* BEGIN PROVIDED DATA *

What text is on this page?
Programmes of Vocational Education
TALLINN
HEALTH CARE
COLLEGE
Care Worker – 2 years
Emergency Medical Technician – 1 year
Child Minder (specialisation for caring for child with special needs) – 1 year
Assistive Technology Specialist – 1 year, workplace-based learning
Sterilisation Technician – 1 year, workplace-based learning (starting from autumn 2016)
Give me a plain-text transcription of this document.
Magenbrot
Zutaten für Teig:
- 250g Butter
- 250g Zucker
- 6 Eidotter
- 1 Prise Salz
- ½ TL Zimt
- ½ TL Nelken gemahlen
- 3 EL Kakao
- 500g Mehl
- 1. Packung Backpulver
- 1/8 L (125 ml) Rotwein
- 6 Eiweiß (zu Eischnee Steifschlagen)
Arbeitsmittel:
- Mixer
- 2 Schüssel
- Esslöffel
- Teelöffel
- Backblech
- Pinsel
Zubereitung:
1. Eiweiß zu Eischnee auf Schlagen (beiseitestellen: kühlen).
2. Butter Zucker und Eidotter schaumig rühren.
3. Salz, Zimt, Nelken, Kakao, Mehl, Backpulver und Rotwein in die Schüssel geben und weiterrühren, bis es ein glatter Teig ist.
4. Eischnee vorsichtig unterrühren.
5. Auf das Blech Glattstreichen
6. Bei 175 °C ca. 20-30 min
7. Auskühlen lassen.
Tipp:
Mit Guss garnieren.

* END PROVIDED DATA *

* [SET EXERCISE]:
Only the lines from the one that contains "Give me a plain-text" through the last line should be repeated, each exactly as it stands, with both ends included.

* [OUTPUT]:
Give me a plain-text transcription of this document.
Magenbrot
Zutaten für Teig:
- 250g Butter
- 250g Zucker
- 6 Eidotter
- 1 Prise Salz
- ½ TL Zimt
- ½ TL Nelken gemahlen
- 3 EL Kakao
- 500g Mehl
- 1. Packung Backpulver
- 1/8 L (125 ml) Rotwein
- 6 Eiweiß (zu Eischnee Steifschlagen)
Arbeitsmittel:
- Mixer
- 2 Schüssel
- Esslöffel
- Teelöffel
- Backblech
- Pinsel
Zubereitung:
1. Eiweiß zu Eischnee auf Schlagen (beiseitestellen: kühlen).
2. Butter Zucker und Eidotter schaumig rühren.
3. Salz, Zimt, Nelken, Kakao, Mehl, Backpulver und Rotwein in die Schüssel geben und weiterrühren, bis es ein glatter Teig ist.
4. Eischnee vorsichtig unterrühren.
5. Auf das Blech Glattstreichen
6. Bei 175 °C ca. 20-30 min
7. Auskühlen lassen.
Tipp:
Mit Guss garnieren.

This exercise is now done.